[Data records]
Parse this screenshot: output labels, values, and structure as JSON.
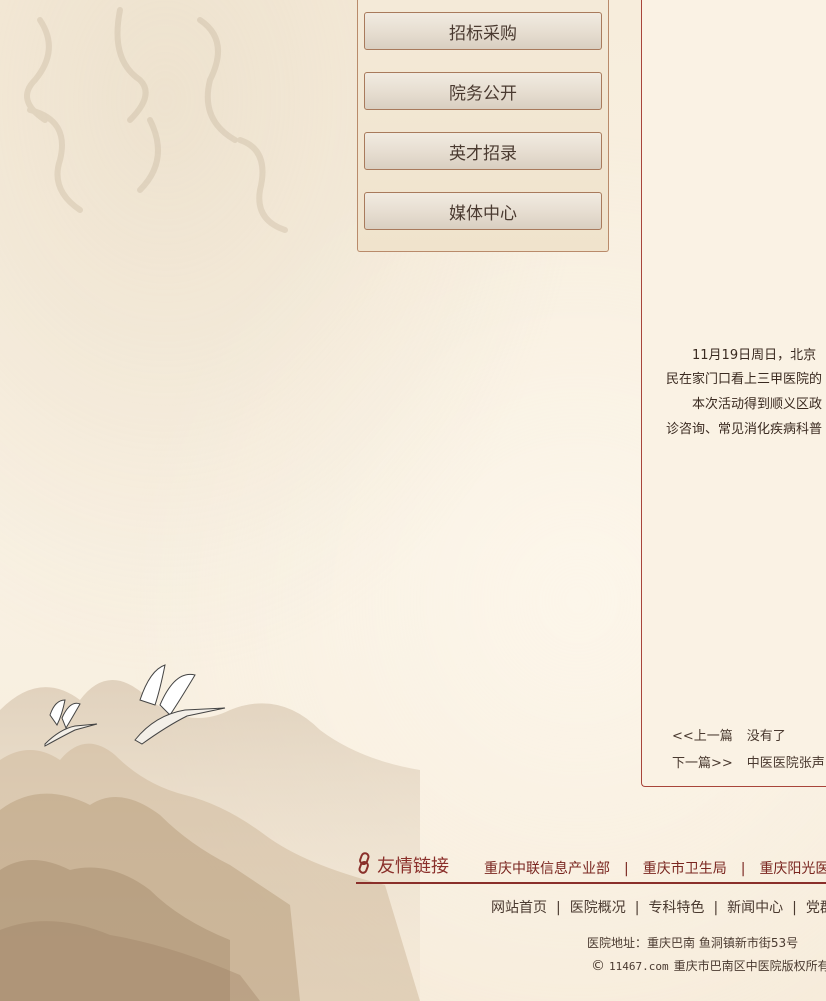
{
  "menu": {
    "items": [
      {
        "label": "招标采购"
      },
      {
        "label": "院务公开"
      },
      {
        "label": "英才招录"
      },
      {
        "label": "媒体中心"
      }
    ]
  },
  "article": {
    "paragraphs": [
      "　　11月19日周日，北京",
      "民在家门口看上三甲医院的",
      "　　本次活动得到顺义区政",
      "诊咨询、常见消化疾病科普"
    ],
    "prev_label": "<<上一篇",
    "prev_title": "没有了",
    "next_label": "下一篇>>",
    "next_title": "中医医院张声"
  },
  "friends": {
    "title": "友情链接",
    "links": [
      "重庆中联信息产业部",
      "重庆市卫生局",
      "重庆阳光医"
    ]
  },
  "footer": {
    "nav": [
      "网站首页",
      "医院概况",
      "专科特色",
      "新闻中心",
      "党群"
    ],
    "address": "医院地址：重庆巴南 鱼洞镇新市街53号",
    "copyright_mark": "©",
    "domain": "11467.com",
    "copyright_text": "重庆市巴南区中医院版权所有"
  },
  "colors": {
    "accent": "#8a2f2a",
    "panel_border": "#a8453a",
    "background": "#f8efdf"
  },
  "icons": [
    "link-chain-icon",
    "crane-illustration",
    "mountain-landscape"
  ]
}
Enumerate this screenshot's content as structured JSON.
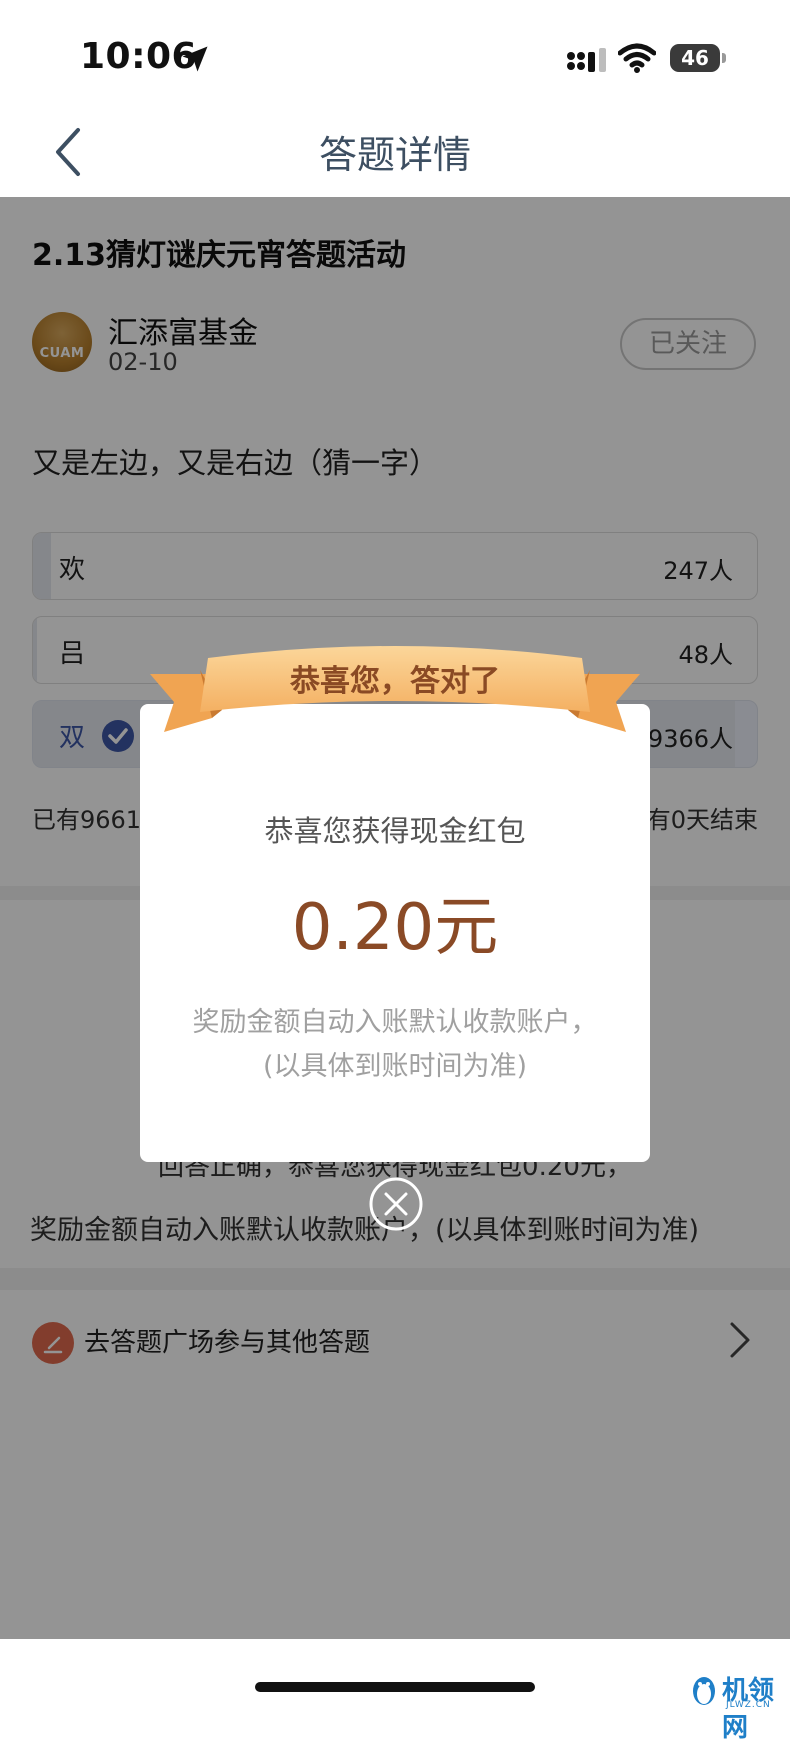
{
  "status_bar": {
    "time": "10:06",
    "battery": "46",
    "icons": [
      "location-arrow-icon",
      "cellular-signal-icon",
      "wifi-icon",
      "battery-icon"
    ]
  },
  "nav": {
    "title": "答题详情",
    "back_icon": "chevron-left-icon"
  },
  "activity": {
    "title": "2.13猜灯谜庆元宵答题活动",
    "publisher": {
      "name": "汇添富基金",
      "date": "02-10",
      "avatar_text": "CUAM",
      "follow_label": "已关注"
    },
    "question": "又是左边，又是右边（猜一字）",
    "options": [
      {
        "label": "欢",
        "count": "247人",
        "share": 0.025,
        "selected": false
      },
      {
        "label": "吕",
        "count": "48人",
        "share": 0.005,
        "selected": false
      },
      {
        "label": "双",
        "count": "9366人",
        "share": 0.97,
        "selected": true
      }
    ],
    "stats_left": "已有9661",
    "stats_right": "有0天结束"
  },
  "result": {
    "line1": "回答正确，恭喜您获得现金红包0.20元，",
    "line2": "奖励金额自动入账默认收款账户，(以具体到账时间为准)"
  },
  "answer_square": {
    "label": "去答题广场参与其他答题"
  },
  "modal": {
    "ribbon_text": "恭喜您，答对了",
    "subtitle": "恭喜您获得现金红包",
    "amount": "0.20元",
    "note_line1": "奖励金额自动入账默认收款账户，",
    "note_line2": "(以具体到账时间为准)"
  },
  "watermark": {
    "text": "机领网",
    "sub": "JLWZ.CN"
  },
  "colors": {
    "nav_title": "#3d4f62",
    "amount": "#8a4a26",
    "ribbon": "#f6c07a",
    "selected_option": "#3d56a6",
    "overlay": "rgba(0,0,0,0.42)"
  }
}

Objective:
Transcribe the entries above verbatim, omitting their pictures.

Result for this exercise:
Parse this screenshot: output labels, values, and structure as JSON.
{
  "menu": {
    "items": [
      {
        "label": "招标采购"
      },
      {
        "label": "院务公开"
      },
      {
        "label": "英才招录"
      },
      {
        "label": "媒体中心"
      }
    ]
  },
  "article": {
    "paragraphs": [
      "　　11月19日周日，北京",
      "民在家门口看上三甲医院的",
      "　　本次活动得到顺义区政",
      "诊咨询、常见消化疾病科普"
    ],
    "prev_label": "<<上一篇",
    "prev_title": "没有了",
    "next_label": "下一篇>>",
    "next_title": "中医医院张声"
  },
  "friends": {
    "title": "友情链接",
    "links": [
      "重庆中联信息产业部",
      "重庆市卫生局",
      "重庆阳光医"
    ]
  },
  "footer": {
    "nav": [
      "网站首页",
      "医院概况",
      "专科特色",
      "新闻中心",
      "党群"
    ],
    "address": "医院地址：重庆巴南 鱼洞镇新市街53号",
    "copyright_mark": "©",
    "domain": "11467.com",
    "copyright_text": "重庆市巴南区中医院版权所有"
  },
  "colors": {
    "accent": "#8a2f2a",
    "panel_border": "#a8453a",
    "background": "#f8efdf"
  },
  "icons": [
    "link-chain-icon",
    "crane-illustration",
    "mountain-landscape"
  ]
}
Enumerate this screenshot's content as structured JSON.
{
  "status_bar": {
    "time": "10:06",
    "battery": "46",
    "icons": [
      "location-arrow-icon",
      "cellular-signal-icon",
      "wifi-icon",
      "battery-icon"
    ]
  },
  "nav": {
    "title": "答题详情",
    "back_icon": "chevron-left-icon"
  },
  "activity": {
    "title": "2.13猜灯谜庆元宵答题活动",
    "publisher": {
      "name": "汇添富基金",
      "date": "02-10",
      "avatar_text": "CUAM",
      "follow_label": "已关注"
    },
    "question": "又是左边，又是右边（猜一字）",
    "options": [
      {
        "label": "欢",
        "count": "247人",
        "share": 0.025,
        "selected": false
      },
      {
        "label": "吕",
        "count": "48人",
        "share": 0.005,
        "selected": false
      },
      {
        "label": "双",
        "count": "9366人",
        "share": 0.97,
        "selected": true
      }
    ],
    "stats_left": "已有9661",
    "stats_right": "有0天结束"
  },
  "result": {
    "line1": "回答正确，恭喜您获得现金红包0.20元，",
    "line2": "奖励金额自动入账默认收款账户，(以具体到账时间为准)"
  },
  "answer_square": {
    "label": "去答题广场参与其他答题"
  },
  "modal": {
    "ribbon_text": "恭喜您，答对了",
    "subtitle": "恭喜您获得现金红包",
    "amount": "0.20元",
    "note_line1": "奖励金额自动入账默认收款账户，",
    "note_line2": "(以具体到账时间为准)"
  },
  "watermark": {
    "text": "机领网",
    "sub": "JLWZ.CN"
  },
  "colors": {
    "nav_title": "#3d4f62",
    "amount": "#8a4a26",
    "ribbon": "#f6c07a",
    "selected_option": "#3d56a6",
    "overlay": "rgba(0,0,0,0.42)"
  }
}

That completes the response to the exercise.